- [Job]
The listing below should be written out exactly; please include all of it.
──────── Dataset content
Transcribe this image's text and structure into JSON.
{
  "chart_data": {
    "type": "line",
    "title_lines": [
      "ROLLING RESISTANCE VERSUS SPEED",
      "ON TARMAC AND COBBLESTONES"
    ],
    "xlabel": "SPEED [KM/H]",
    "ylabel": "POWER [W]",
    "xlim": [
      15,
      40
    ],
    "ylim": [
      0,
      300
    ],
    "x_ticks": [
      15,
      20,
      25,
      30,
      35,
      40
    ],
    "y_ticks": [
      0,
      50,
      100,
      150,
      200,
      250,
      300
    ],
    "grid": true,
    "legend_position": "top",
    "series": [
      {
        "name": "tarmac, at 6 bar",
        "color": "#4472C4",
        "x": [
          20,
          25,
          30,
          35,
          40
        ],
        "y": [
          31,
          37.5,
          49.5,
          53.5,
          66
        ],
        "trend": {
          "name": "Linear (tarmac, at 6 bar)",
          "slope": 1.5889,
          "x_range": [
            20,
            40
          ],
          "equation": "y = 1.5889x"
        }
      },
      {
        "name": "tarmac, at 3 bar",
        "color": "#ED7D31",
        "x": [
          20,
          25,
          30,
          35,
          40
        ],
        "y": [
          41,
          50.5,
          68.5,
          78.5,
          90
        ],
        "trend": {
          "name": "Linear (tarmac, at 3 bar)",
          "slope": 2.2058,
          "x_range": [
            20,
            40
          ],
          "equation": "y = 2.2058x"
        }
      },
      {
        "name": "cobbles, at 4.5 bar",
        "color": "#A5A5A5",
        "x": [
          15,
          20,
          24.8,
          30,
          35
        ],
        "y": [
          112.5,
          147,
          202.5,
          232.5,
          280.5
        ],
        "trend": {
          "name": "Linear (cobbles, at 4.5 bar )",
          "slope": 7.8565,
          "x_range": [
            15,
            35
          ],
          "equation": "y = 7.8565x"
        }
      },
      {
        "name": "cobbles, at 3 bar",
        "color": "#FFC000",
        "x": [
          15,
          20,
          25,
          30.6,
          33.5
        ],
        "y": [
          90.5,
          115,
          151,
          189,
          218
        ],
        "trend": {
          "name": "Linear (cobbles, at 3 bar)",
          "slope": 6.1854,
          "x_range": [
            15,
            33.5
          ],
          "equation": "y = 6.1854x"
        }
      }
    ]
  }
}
────────────────
- [The reply]
Transcribe this image's text and structure into JSON.
{
  "chart_data": {
    "type": "line",
    "title_lines": [
      "ROLLING RESISTANCE VERSUS SPEED",
      "ON TARMAC AND COBBLESTONES"
    ],
    "xlabel": "SPEED [KM/H]",
    "ylabel": "POWER [W]",
    "xlim": [
      15,
      40
    ],
    "ylim": [
      0,
      300
    ],
    "x_ticks": [
      15,
      20,
      25,
      30,
      35,
      40
    ],
    "y_ticks": [
      0,
      50,
      100,
      150,
      200,
      250,
      300
    ],
    "grid": true,
    "legend_position": "top",
    "series": [
      {
        "name": "tarmac, at 6 bar",
        "color": "#4472C4",
        "x": [
          20,
          25,
          30,
          35,
          40
        ],
        "y": [
          31,
          37.5,
          49.5,
          53.5,
          66
        ],
        "trend": {
          "name": "Linear (tarmac, at 6 bar)",
          "slope": 1.5889,
          "x_range": [
            20,
            40
          ],
          "equation": "y = 1.5889x"
        }
      },
      {
        "name": "tarmac, at 3 bar",
        "color": "#ED7D31",
        "x": [
          20,
          25,
          30,
          35,
          40
        ],
        "y": [
          41,
          50.5,
          68.5,
          78.5,
          90
        ],
        "trend": {
          "name": "Linear (tarmac, at 3 bar)",
          "slope": 2.2058,
          "x_range": [
            20,
            40
          ],
          "equation": "y = 2.2058x"
        }
      },
      {
        "name": "cobbles, at 4.5 bar",
        "color": "#A5A5A5",
        "x": [
          15,
          20,
          24.8,
          30,
          35
        ],
        "y": [
          112.5,
          147,
          202.5,
          232.5,
          280.5
        ],
        "trend": {
          "name": "Linear (cobbles, at 4.5 bar )",
          "slope": 7.8565,
          "x_range": [
            15,
            35
          ],
          "equation": "y = 7.8565x"
        }
      },
      {
        "name": "cobbles, at 3 bar",
        "color": "#FFC000",
        "x": [
          15,
          20,
          25,
          30.6,
          33.5
        ],
        "y": [
          90.5,
          115,
          151,
          189,
          218
        ],
        "trend": {
          "name": "Linear (cobbles, at 3 bar)",
          "slope": 6.1854,
          "x_range": [
            15,
            33.5
          ],
          "equation": "y = 6.1854x"
        }
      }
    ]
  }
}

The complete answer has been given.